• [WHAT THE TASK ASKS] Compute how many lines in the entries below contain "JSON", and output nothing but the number.

• [RECORDS FOR THIS TASK]
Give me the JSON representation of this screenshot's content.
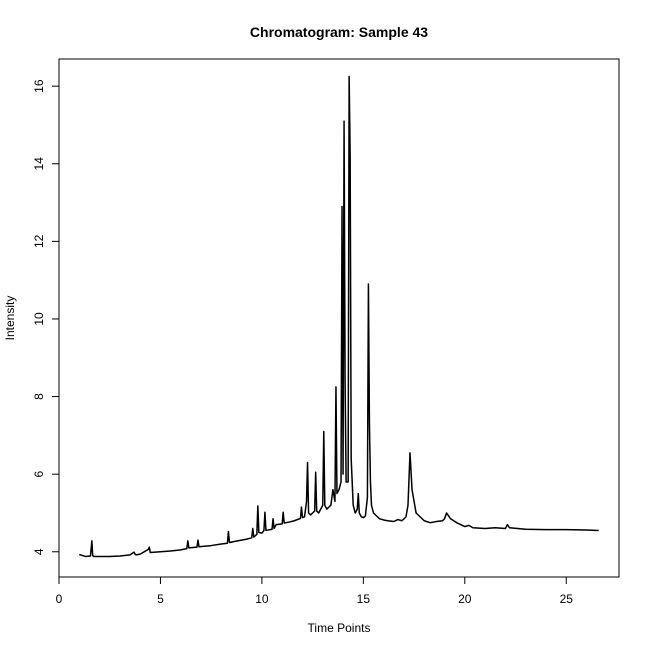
{
  "chart_data": {
    "type": "line",
    "title": "Chromatogram: Sample  43",
    "xlabel": "Time Points",
    "ylabel": "Intensity",
    "xlim": [
      0,
      27.6
    ],
    "ylim": [
      3.35,
      16.7
    ],
    "xticks": [
      0,
      5,
      10,
      15,
      20,
      25
    ],
    "yticks": [
      4,
      6,
      8,
      10,
      12,
      14,
      16
    ],
    "xtick_labels": [
      "0",
      "5",
      "10",
      "15",
      "20",
      "25"
    ],
    "ytick_labels": [
      "4",
      "6",
      "8",
      "10",
      "12",
      "14",
      "16"
    ],
    "grid": false,
    "legend": "none",
    "line_color": "#000000",
    "series": [
      {
        "x": [
          1.0,
          1.3,
          1.55,
          1.62,
          1.66,
          1.72,
          2.0,
          2.5,
          3.0,
          3.5,
          3.7,
          3.75,
          3.8,
          4.0,
          4.4,
          4.45,
          4.5,
          5.0,
          5.5,
          6.0,
          6.3,
          6.35,
          6.4,
          6.8,
          6.85,
          6.9,
          7.5,
          8.0,
          8.3,
          8.35,
          8.4,
          8.8,
          9.2,
          9.5,
          9.55,
          9.6,
          9.75,
          9.8,
          9.85,
          10.0,
          10.1,
          10.15,
          10.2,
          10.5,
          10.55,
          10.6,
          10.7,
          11.0,
          11.05,
          11.1,
          11.3,
          11.6,
          11.9,
          11.95,
          12.0,
          12.1,
          12.2,
          12.25,
          12.3,
          12.4,
          12.6,
          12.65,
          12.7,
          12.8,
          13.0,
          13.05,
          13.1,
          13.2,
          13.4,
          13.5,
          13.6,
          13.65,
          13.7,
          13.8,
          13.9,
          13.95,
          14.0,
          14.05,
          14.1,
          14.15,
          14.25,
          14.3,
          14.35,
          14.4,
          14.5,
          14.6,
          14.7,
          14.75,
          14.8,
          14.9,
          15.0,
          15.1,
          15.2,
          15.25,
          15.3,
          15.35,
          15.4,
          15.5,
          15.7,
          15.8,
          16.0,
          16.2,
          16.5,
          16.7,
          16.9,
          17.0,
          17.1,
          17.2,
          17.3,
          17.4,
          17.6,
          18.0,
          18.3,
          18.6,
          18.9,
          19.0,
          19.1,
          19.3,
          19.6,
          20.0,
          20.2,
          20.4,
          21.0,
          21.5,
          22.0,
          22.1,
          22.2,
          23.0,
          24.0,
          25.0,
          26.0,
          26.6
        ],
        "y": [
          3.93,
          3.88,
          3.89,
          4.28,
          3.9,
          3.88,
          3.88,
          3.88,
          3.89,
          3.92,
          3.99,
          3.94,
          3.92,
          3.94,
          4.06,
          4.12,
          3.98,
          4.0,
          4.02,
          4.05,
          4.08,
          4.28,
          4.1,
          4.12,
          4.3,
          4.13,
          4.16,
          4.2,
          4.22,
          4.52,
          4.24,
          4.28,
          4.32,
          4.36,
          4.6,
          4.38,
          4.45,
          5.18,
          4.5,
          4.48,
          4.55,
          5.02,
          4.55,
          4.58,
          4.85,
          4.6,
          4.7,
          4.72,
          5.02,
          4.74,
          4.76,
          4.8,
          4.86,
          5.15,
          4.88,
          4.9,
          5.3,
          6.3,
          5.0,
          4.95,
          5.05,
          6.05,
          5.05,
          5.0,
          5.2,
          7.1,
          5.2,
          5.1,
          5.2,
          5.6,
          5.3,
          8.25,
          5.5,
          5.6,
          5.8,
          12.9,
          6.0,
          15.1,
          8.4,
          5.8,
          5.8,
          16.25,
          14.2,
          6.4,
          5.2,
          5.0,
          5.1,
          5.5,
          5.0,
          4.9,
          4.88,
          4.92,
          5.4,
          10.9,
          7.3,
          5.8,
          5.2,
          5.0,
          4.9,
          4.85,
          4.82,
          4.8,
          4.78,
          4.83,
          4.8,
          4.85,
          4.9,
          5.2,
          6.55,
          5.6,
          5.0,
          4.8,
          4.75,
          4.78,
          4.8,
          4.85,
          5.0,
          4.85,
          4.75,
          4.65,
          4.68,
          4.62,
          4.6,
          4.62,
          4.6,
          4.7,
          4.62,
          4.58,
          4.57,
          4.57,
          4.56,
          4.55
        ]
      }
    ]
  }
}
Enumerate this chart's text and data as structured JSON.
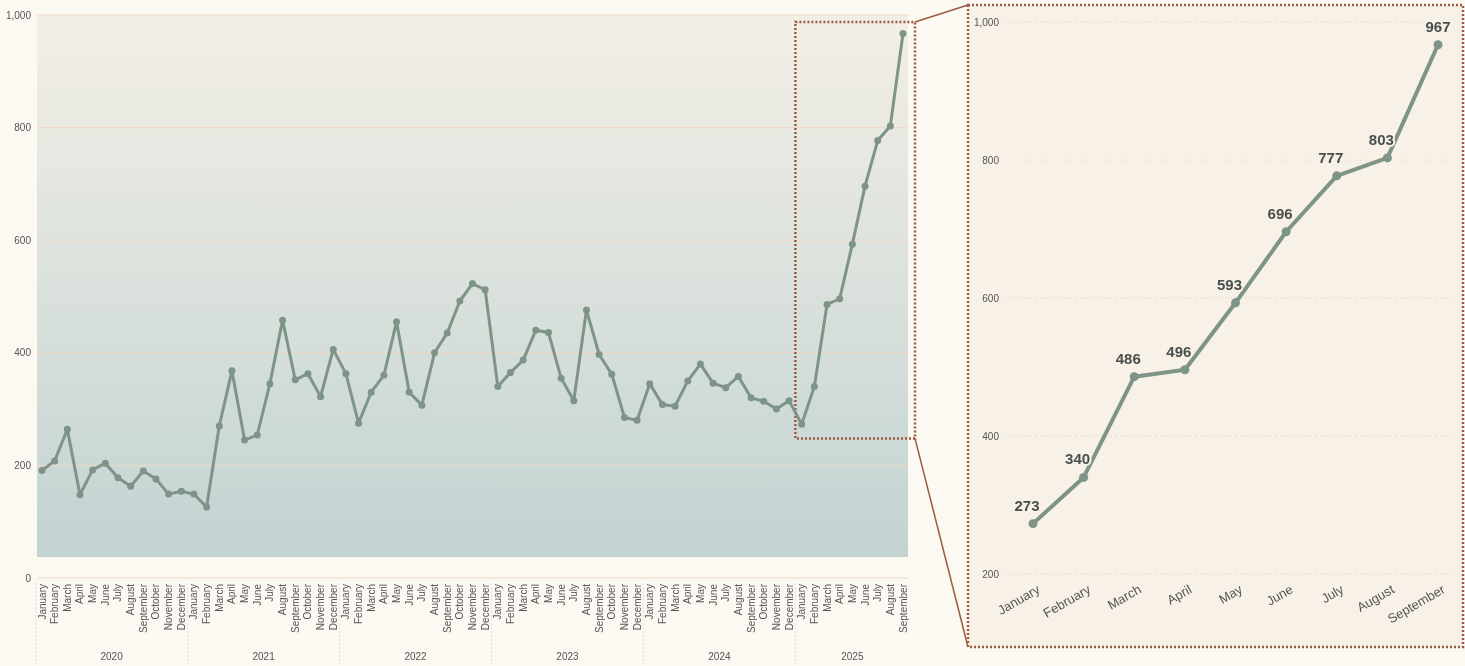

• [RESPONSE] 2